'''

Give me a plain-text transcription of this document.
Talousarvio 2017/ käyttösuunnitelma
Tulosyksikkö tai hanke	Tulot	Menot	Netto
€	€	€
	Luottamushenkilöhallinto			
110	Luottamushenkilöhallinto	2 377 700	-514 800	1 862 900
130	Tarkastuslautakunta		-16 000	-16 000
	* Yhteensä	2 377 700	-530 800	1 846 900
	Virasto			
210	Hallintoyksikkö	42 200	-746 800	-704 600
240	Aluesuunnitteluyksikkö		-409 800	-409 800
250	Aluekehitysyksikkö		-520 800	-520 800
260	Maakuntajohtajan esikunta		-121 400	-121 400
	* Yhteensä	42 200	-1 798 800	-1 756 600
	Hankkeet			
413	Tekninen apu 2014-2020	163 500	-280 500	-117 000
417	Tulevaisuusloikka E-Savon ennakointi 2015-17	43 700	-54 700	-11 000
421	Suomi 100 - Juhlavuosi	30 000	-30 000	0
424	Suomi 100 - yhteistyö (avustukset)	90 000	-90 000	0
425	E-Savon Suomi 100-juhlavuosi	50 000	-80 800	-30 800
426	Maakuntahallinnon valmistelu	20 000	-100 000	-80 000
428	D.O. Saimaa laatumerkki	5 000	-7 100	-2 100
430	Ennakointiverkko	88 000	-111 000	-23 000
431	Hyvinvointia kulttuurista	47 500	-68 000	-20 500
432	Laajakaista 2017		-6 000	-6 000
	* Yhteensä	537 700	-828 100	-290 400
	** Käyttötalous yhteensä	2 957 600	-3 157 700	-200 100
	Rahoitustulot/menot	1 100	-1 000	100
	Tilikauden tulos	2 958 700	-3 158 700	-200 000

'''

GIVEN INSTRUCTION:
Check each line of the data above for the string "Savon" and report only how many lines have it.

EXERCISE OUTPUT:
2